INSTRUCTIONS TO FOLLOW —
Only the number is needed: how many lines of the records include "subjects"?

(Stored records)
───
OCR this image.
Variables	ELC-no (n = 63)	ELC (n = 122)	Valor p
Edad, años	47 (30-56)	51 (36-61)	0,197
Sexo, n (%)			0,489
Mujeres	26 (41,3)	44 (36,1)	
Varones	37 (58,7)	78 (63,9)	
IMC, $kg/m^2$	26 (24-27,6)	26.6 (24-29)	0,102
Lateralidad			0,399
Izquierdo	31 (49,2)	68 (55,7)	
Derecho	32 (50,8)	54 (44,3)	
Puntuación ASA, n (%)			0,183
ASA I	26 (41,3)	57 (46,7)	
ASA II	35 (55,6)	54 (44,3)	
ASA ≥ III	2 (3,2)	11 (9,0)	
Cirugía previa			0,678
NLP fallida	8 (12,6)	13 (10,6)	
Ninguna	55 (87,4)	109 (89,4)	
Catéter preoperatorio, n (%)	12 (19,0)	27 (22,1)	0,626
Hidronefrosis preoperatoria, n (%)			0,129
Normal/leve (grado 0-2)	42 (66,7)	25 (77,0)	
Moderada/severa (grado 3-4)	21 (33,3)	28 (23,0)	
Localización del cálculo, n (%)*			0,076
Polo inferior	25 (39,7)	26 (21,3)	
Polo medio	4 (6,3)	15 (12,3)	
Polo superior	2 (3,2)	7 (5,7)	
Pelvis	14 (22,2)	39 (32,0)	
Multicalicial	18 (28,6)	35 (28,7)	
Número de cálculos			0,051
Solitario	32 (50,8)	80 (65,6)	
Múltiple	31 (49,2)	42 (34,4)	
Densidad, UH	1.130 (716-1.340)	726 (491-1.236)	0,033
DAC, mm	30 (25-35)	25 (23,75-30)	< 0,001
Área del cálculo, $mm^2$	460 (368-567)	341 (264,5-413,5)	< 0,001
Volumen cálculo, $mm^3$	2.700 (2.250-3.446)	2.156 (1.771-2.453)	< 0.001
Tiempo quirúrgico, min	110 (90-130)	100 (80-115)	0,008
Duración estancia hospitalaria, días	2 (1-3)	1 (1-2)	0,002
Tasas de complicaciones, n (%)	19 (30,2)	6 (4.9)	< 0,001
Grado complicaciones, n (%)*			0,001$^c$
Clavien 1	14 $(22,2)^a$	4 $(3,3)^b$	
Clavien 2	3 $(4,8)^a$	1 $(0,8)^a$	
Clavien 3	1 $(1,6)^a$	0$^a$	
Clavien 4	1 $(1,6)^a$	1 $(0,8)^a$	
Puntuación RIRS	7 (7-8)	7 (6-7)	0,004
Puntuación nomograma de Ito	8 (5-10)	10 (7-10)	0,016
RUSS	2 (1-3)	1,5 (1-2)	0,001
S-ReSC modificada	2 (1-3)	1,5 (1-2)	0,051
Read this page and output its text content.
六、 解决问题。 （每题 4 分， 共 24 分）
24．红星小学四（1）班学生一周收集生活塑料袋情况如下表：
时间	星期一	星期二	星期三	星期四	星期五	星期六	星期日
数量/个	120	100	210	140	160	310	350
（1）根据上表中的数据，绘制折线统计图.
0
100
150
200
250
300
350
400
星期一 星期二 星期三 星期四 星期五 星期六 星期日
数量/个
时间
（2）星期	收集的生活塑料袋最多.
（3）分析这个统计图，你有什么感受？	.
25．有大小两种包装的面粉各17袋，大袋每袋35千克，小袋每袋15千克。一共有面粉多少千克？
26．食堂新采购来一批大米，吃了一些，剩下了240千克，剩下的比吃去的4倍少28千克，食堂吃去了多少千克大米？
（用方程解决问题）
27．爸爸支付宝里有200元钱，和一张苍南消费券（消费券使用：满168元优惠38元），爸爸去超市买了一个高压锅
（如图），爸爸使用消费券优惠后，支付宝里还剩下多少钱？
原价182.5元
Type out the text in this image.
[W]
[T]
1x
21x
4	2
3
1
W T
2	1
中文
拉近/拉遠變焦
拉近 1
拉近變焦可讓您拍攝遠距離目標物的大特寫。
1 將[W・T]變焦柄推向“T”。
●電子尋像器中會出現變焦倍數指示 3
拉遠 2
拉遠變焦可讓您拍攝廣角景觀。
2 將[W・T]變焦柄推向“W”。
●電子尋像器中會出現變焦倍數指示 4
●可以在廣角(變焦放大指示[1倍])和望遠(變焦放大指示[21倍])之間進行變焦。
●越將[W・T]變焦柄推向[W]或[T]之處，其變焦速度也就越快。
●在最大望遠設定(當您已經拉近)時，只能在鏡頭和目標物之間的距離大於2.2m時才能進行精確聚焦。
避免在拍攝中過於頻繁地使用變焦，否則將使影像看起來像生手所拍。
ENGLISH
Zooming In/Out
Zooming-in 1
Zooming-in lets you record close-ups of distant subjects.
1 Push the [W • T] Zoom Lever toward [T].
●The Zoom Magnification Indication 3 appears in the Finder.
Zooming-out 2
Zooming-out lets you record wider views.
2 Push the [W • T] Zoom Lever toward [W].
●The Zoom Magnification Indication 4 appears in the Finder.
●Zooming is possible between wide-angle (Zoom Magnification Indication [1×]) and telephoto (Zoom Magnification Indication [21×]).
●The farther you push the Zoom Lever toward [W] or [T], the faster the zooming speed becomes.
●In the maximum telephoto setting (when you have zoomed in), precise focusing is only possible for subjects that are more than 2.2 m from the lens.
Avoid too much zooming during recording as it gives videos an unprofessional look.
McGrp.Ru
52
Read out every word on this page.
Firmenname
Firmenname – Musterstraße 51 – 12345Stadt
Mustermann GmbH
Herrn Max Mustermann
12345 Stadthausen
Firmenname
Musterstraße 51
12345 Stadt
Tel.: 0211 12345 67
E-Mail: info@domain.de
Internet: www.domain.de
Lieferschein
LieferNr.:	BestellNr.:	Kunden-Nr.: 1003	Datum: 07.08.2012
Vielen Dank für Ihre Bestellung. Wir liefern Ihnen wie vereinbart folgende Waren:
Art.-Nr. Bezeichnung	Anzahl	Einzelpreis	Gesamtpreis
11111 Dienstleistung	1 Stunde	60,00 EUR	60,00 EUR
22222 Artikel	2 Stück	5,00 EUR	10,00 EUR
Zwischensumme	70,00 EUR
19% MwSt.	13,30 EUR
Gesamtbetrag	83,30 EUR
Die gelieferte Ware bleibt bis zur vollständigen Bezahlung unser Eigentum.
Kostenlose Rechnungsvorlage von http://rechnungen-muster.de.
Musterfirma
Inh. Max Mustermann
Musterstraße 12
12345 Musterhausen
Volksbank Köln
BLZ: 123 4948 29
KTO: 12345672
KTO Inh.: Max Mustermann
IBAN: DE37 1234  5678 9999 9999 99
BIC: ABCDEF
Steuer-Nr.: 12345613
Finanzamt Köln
───
PROBLEM SOLUTION —
2